§ TASK OBJECTIVE
Produce an exact transcription of the listing below, omitting the pictures.

§ RECORDS TO USE
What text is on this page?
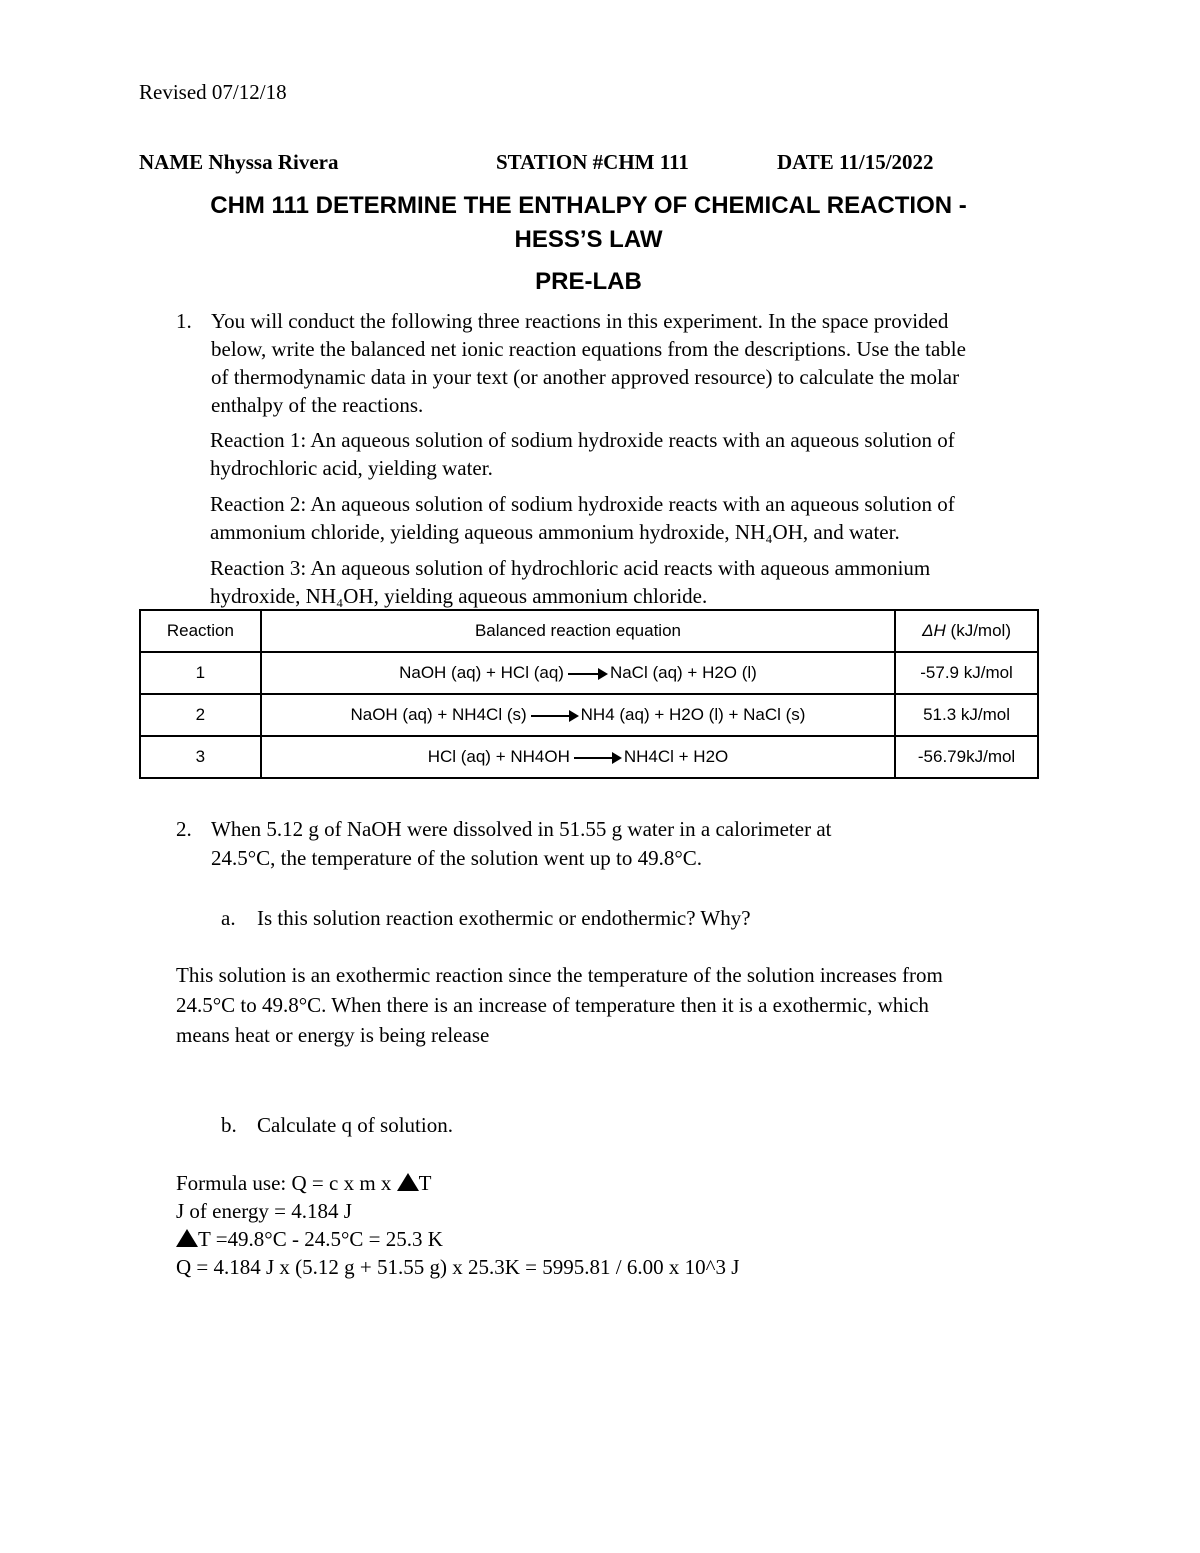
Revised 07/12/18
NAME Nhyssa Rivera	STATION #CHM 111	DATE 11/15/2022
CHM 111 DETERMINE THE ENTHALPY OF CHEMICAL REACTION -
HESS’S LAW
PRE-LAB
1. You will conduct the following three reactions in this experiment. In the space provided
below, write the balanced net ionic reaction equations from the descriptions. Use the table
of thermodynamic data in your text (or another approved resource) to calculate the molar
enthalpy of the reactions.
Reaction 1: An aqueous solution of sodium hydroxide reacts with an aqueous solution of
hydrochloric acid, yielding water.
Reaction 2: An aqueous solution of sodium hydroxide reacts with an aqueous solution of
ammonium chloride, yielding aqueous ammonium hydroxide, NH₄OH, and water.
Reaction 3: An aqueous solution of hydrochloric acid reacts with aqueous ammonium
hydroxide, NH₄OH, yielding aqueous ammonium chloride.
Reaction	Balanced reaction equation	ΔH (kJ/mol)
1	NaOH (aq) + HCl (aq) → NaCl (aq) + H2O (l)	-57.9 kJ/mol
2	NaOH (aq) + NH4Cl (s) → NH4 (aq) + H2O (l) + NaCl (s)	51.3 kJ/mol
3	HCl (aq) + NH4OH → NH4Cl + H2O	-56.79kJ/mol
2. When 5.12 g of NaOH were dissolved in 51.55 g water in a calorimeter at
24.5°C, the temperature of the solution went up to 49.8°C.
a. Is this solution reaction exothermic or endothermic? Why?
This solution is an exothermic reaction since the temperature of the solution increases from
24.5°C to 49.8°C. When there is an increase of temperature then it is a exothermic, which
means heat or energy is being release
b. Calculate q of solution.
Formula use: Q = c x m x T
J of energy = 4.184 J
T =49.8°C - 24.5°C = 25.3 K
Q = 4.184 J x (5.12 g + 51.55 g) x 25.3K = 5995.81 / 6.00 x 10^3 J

§ COMPLETE OUTPUT
What text is on this page?
Revised 07/12/18
NAME Nhyssa Rivera	STATION #CHM 111	DATE 11/15/2022
CHM 111 DETERMINE THE ENTHALPY OF CHEMICAL REACTION -
HESS’S LAW
PRE-LAB
1. You will conduct the following three reactions in this experiment. In the space provided
below, write the balanced net ionic reaction equations from the descriptions. Use the table
of thermodynamic data in your text (or another approved resource) to calculate the molar
enthalpy of the reactions.
Reaction 1: An aqueous solution of sodium hydroxide reacts with an aqueous solution of
hydrochloric acid, yielding water.
Reaction 2: An aqueous solution of sodium hydroxide reacts with an aqueous solution of
ammonium chloride, yielding aqueous ammonium hydroxide, NH₄OH, and water.
Reaction 3: An aqueous solution of hydrochloric acid reacts with aqueous ammonium
hydroxide, NH₄OH, yielding aqueous ammonium chloride.
Reaction	Balanced reaction equation	ΔH (kJ/mol)
1	NaOH (aq) + HCl (aq) → NaCl (aq) + H2O (l)	-57.9 kJ/mol
2	NaOH (aq) + NH4Cl (s) → NH4 (aq) + H2O (l) + NaCl (s)	51.3 kJ/mol
3	HCl (aq) + NH4OH → NH4Cl + H2O	-56.79kJ/mol
2. When 5.12 g of NaOH were dissolved in 51.55 g water in a calorimeter at
24.5°C, the temperature of the solution went up to 49.8°C.
a. Is this solution reaction exothermic or endothermic? Why?
This solution is an exothermic reaction since the temperature of the solution increases from
24.5°C to 49.8°C. When there is an increase of temperature then it is a exothermic, which
means heat or energy is being release
b. Calculate q of solution.
Formula use: Q = c x m x T
J of energy = 4.184 J
T =49.8°C - 24.5°C = 25.3 K
Q = 4.184 J x (5.12 g + 51.55 g) x 25.3K = 5995.81 / 6.00 x 10^3 J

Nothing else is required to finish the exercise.